TASK DESCRIPTION: Your task is to give the data again, exactly, with every line intact.

MATERIAL:
==================================================

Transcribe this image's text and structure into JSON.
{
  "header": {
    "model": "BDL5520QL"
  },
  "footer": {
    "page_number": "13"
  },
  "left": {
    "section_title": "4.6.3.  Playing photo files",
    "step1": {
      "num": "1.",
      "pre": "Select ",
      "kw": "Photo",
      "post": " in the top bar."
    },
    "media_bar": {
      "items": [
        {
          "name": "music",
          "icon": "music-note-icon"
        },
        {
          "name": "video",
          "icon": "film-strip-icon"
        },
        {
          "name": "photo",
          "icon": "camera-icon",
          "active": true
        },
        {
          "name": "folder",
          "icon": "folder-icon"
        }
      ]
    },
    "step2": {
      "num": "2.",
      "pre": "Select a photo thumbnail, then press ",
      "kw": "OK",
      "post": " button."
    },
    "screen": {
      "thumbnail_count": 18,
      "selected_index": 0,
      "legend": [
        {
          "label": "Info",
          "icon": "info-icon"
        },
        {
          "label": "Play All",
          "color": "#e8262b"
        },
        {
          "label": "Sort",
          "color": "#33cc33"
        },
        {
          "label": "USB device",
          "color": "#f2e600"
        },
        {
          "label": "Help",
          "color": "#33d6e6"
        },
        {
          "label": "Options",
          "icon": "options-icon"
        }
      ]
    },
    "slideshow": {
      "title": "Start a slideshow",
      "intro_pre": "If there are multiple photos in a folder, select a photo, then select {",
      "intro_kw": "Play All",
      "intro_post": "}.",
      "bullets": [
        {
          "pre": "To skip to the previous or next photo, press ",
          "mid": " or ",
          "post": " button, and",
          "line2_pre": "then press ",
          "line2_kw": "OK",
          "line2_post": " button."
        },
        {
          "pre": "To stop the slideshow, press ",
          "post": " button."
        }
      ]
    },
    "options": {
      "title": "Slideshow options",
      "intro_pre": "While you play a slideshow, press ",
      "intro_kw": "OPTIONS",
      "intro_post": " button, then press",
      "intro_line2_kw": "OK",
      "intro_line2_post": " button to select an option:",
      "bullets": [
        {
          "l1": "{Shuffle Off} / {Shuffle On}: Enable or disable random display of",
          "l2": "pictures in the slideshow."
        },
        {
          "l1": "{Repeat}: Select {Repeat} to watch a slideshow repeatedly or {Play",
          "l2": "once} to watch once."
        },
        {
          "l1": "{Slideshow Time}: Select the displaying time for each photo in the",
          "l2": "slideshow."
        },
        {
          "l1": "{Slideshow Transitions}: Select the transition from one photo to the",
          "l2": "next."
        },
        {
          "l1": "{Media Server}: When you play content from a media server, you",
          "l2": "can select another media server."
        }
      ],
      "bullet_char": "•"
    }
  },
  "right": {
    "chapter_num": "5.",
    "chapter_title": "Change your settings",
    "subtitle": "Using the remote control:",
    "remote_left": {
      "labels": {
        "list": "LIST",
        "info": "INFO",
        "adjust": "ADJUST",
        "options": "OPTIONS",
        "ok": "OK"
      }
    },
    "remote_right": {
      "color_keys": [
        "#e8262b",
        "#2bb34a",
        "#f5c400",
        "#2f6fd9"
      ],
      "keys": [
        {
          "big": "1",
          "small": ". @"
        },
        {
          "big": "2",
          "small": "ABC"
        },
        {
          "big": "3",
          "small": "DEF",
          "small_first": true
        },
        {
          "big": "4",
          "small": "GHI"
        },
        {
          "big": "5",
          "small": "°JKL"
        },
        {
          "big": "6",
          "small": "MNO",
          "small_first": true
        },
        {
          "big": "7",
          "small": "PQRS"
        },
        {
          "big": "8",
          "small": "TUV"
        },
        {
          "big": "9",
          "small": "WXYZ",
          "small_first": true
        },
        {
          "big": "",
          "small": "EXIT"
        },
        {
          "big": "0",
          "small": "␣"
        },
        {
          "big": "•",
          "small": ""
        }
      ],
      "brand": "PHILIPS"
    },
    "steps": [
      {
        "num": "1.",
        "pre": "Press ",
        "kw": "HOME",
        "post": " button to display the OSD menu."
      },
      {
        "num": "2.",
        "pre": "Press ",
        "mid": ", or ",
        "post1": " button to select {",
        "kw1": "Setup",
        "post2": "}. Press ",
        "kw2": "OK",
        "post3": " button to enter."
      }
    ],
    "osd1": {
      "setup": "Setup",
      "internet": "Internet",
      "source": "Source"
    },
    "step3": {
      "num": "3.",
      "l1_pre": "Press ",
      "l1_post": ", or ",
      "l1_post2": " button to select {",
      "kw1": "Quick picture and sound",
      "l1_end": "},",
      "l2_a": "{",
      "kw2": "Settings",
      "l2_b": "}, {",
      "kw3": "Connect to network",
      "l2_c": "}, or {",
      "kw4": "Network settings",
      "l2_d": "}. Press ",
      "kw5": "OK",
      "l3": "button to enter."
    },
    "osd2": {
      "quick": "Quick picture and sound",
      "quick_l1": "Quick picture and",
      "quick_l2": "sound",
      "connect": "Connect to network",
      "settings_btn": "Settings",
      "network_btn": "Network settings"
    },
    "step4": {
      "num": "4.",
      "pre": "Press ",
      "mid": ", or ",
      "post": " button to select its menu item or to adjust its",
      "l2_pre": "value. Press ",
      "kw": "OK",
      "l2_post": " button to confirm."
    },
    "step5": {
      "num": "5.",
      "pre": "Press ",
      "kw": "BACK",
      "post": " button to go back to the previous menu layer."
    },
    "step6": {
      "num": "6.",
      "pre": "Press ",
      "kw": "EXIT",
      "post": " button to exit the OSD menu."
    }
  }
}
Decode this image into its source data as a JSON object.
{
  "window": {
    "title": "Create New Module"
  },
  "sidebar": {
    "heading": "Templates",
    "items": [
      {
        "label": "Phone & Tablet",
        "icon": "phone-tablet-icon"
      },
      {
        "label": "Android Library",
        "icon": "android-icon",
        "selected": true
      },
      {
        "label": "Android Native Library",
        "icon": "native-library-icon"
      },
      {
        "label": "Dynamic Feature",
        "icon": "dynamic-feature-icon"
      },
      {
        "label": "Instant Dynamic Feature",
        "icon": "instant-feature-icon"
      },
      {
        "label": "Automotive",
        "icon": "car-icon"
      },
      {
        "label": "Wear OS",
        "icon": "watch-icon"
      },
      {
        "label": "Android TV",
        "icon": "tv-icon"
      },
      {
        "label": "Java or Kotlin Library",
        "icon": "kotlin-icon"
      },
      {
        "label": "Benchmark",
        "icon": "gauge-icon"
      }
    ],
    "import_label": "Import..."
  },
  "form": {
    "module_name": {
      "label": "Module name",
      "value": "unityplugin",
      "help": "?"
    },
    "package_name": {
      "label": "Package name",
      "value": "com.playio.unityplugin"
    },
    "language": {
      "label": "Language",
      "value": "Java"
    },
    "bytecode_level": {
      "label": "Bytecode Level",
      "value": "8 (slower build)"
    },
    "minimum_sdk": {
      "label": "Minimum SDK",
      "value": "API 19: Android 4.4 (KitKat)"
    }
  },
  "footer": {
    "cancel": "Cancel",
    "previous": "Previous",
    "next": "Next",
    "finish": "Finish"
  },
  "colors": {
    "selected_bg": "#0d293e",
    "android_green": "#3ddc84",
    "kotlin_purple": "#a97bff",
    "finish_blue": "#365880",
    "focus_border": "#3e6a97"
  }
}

==================================================

SOLUTION:
Transcribe this image's text and structure into JSON.
{
  "header": {
    "model": "BDL5520QL"
  },
  "footer": {
    "page_number": "13"
  },
  "left": {
    "section_title": "4.6.3.  Playing photo files",
    "step1": {
      "num": "1.",
      "pre": "Select ",
      "kw": "Photo",
      "post": " in the top bar."
    },
    "media_bar": {
      "items": [
        {
          "name": "music",
          "icon": "music-note-icon"
        },
        {
          "name": "video",
          "icon": "film-strip-icon"
        },
        {
          "name": "photo",
          "icon": "camera-icon",
          "active": true
        },
        {
          "name": "folder",
          "icon": "folder-icon"
        }
      ]
    },
    "step2": {
      "num": "2.",
      "pre": "Select a photo thumbnail, then press ",
      "kw": "OK",
      "post": " button."
    },
    "screen": {
      "thumbnail_count": 18,
      "selected_index": 0,
      "legend": [
        {
          "label": "Info",
          "icon": "info-icon"
        },
        {
          "label": "Play All",
          "color": "#e8262b"
        },
        {
          "label": "Sort",
          "color": "#33cc33"
        },
        {
          "label": "USB device",
          "color": "#f2e600"
        },
        {
          "label": "Help",
          "color": "#33d6e6"
        },
        {
          "label": "Options",
          "icon": "options-icon"
        }
      ]
    },
    "slideshow": {
      "title": "Start a slideshow",
      "intro_pre": "If there are multiple photos in a folder, select a photo, then select {",
      "intro_kw": "Play All",
      "intro_post": "}.",
      "bullets": [
        {
          "pre": "To skip to the previous or next photo, press ",
          "mid": " or ",
          "post": " button, and",
          "line2_pre": "then press ",
          "line2_kw": "OK",
          "line2_post": " button."
        },
        {
          "pre": "To stop the slideshow, press ",
          "post": " button."
        }
      ]
    },
    "options": {
      "title": "Slideshow options",
      "intro_pre": "While you play a slideshow, press ",
      "intro_kw": "OPTIONS",
      "intro_post": " button, then press",
      "intro_line2_kw": "OK",
      "intro_line2_post": " button to select an option:",
      "bullets": [
        {
          "l1": "{Shuffle Off} / {Shuffle On}: Enable or disable random display of",
          "l2": "pictures in the slideshow."
        },
        {
          "l1": "{Repeat}: Select {Repeat} to watch a slideshow repeatedly or {Play",
          "l2": "once} to watch once."
        },
        {
          "l1": "{Slideshow Time}: Select the displaying time for each photo in the",
          "l2": "slideshow."
        },
        {
          "l1": "{Slideshow Transitions}: Select the transition from one photo to the",
          "l2": "next."
        },
        {
          "l1": "{Media Server}: When you play content from a media server, you",
          "l2": "can select another media server."
        }
      ],
      "bullet_char": "•"
    }
  },
  "right": {
    "chapter_num": "5.",
    "chapter_title": "Change your settings",
    "subtitle": "Using the remote control:",
    "remote_left": {
      "labels": {
        "list": "LIST",
        "info": "INFO",
        "adjust": "ADJUST",
        "options": "OPTIONS",
        "ok": "OK"
      }
    },
    "remote_right": {
      "color_keys": [
        "#e8262b",
        "#2bb34a",
        "#f5c400",
        "#2f6fd9"
      ],
      "keys": [
        {
          "big": "1",
          "small": ". @"
        },
        {
          "big": "2",
          "small": "ABC"
        },
        {
          "big": "3",
          "small": "DEF",
          "small_first": true
        },
        {
          "big": "4",
          "small": "GHI"
        },
        {
          "big": "5",
          "small": "°JKL"
        },
        {
          "big": "6",
          "small": "MNO",
          "small_first": true
        },
        {
          "big": "7",
          "small": "PQRS"
        },
        {
          "big": "8",
          "small": "TUV"
        },
        {
          "big": "9",
          "small": "WXYZ",
          "small_first": true
        },
        {
          "big": "",
          "small": "EXIT"
        },
        {
          "big": "0",
          "small": "␣"
        },
        {
          "big": "•",
          "small": ""
        }
      ],
      "brand": "PHILIPS"
    },
    "steps": [
      {
        "num": "1.",
        "pre": "Press ",
        "kw": "HOME",
        "post": " button to display the OSD menu."
      },
      {
        "num": "2.",
        "pre": "Press ",
        "mid": ", or ",
        "post1": " button to select {",
        "kw1": "Setup",
        "post2": "}. Press ",
        "kw2": "OK",
        "post3": " button to enter."
      }
    ],
    "osd1": {
      "setup": "Setup",
      "internet": "Internet",
      "source": "Source"
    },
    "step3": {
      "num": "3.",
      "l1_pre": "Press ",
      "l1_post": ", or ",
      "l1_post2": " button to select {",
      "kw1": "Quick picture and sound",
      "l1_end": "},",
      "l2_a": "{",
      "kw2": "Settings",
      "l2_b": "}, {",
      "kw3": "Connect to network",
      "l2_c": "}, or {",
      "kw4": "Network settings",
      "l2_d": "}. Press ",
      "kw5": "OK",
      "l3": "button to enter."
    },
    "osd2": {
      "quick": "Quick picture and sound",
      "quick_l1": "Quick picture and",
      "quick_l2": "sound",
      "connect": "Connect to network",
      "settings_btn": "Settings",
      "network_btn": "Network settings"
    },
    "step4": {
      "num": "4.",
      "pre": "Press ",
      "mid": ", or ",
      "post": " button to select its menu item or to adjust its",
      "l2_pre": "value. Press ",
      "kw": "OK",
      "l2_post": " button to confirm."
    },
    "step5": {
      "num": "5.",
      "pre": "Press ",
      "kw": "BACK",
      "post": " button to go back to the previous menu layer."
    },
    "step6": {
      "num": "6.",
      "pre": "Press ",
      "kw": "EXIT",
      "post": " button to exit the OSD menu."
    }
  }
}
Decode this image into its source data as a JSON object.
{
  "window": {
    "title": "Create New Module"
  },
  "sidebar": {
    "heading": "Templates",
    "items": [
      {
        "label": "Phone & Tablet",
        "icon": "phone-tablet-icon"
      },
      {
        "label": "Android Library",
        "icon": "android-icon",
        "selected": true
      },
      {
        "label": "Android Native Library",
        "icon": "native-library-icon"
      },
      {
        "label": "Dynamic Feature",
        "icon": "dynamic-feature-icon"
      },
      {
        "label": "Instant Dynamic Feature",
        "icon": "instant-feature-icon"
      },
      {
        "label": "Automotive",
        "icon": "car-icon"
      },
      {
        "label": "Wear OS",
        "icon": "watch-icon"
      },
      {
        "label": "Android TV",
        "icon": "tv-icon"
      },
      {
        "label": "Java or Kotlin Library",
        "icon": "kotlin-icon"
      },
      {
        "label": "Benchmark",
        "icon": "gauge-icon"
      }
    ],
    "import_label": "Import..."
  },
  "form": {
    "module_name": {
      "label": "Module name",
      "value": "unityplugin",
      "help": "?"
    },
    "package_name": {
      "label": "Package name",
      "value": "com.playio.unityplugin"
    },
    "language": {
      "label": "Language",
      "value": "Java"
    },
    "bytecode_level": {
      "label": "Bytecode Level",
      "value": "8 (slower build)"
    },
    "minimum_sdk": {
      "label": "Minimum SDK",
      "value": "API 19: Android 4.4 (KitKat)"
    }
  },
  "footer": {
    "cancel": "Cancel",
    "previous": "Previous",
    "next": "Next",
    "finish": "Finish"
  },
  "colors": {
    "selected_bg": "#0d293e",
    "android_green": "#3ddc84",
    "kotlin_purple": "#a97bff",
    "finish_blue": "#365880",
    "focus_border": "#3e6a97"
  }
}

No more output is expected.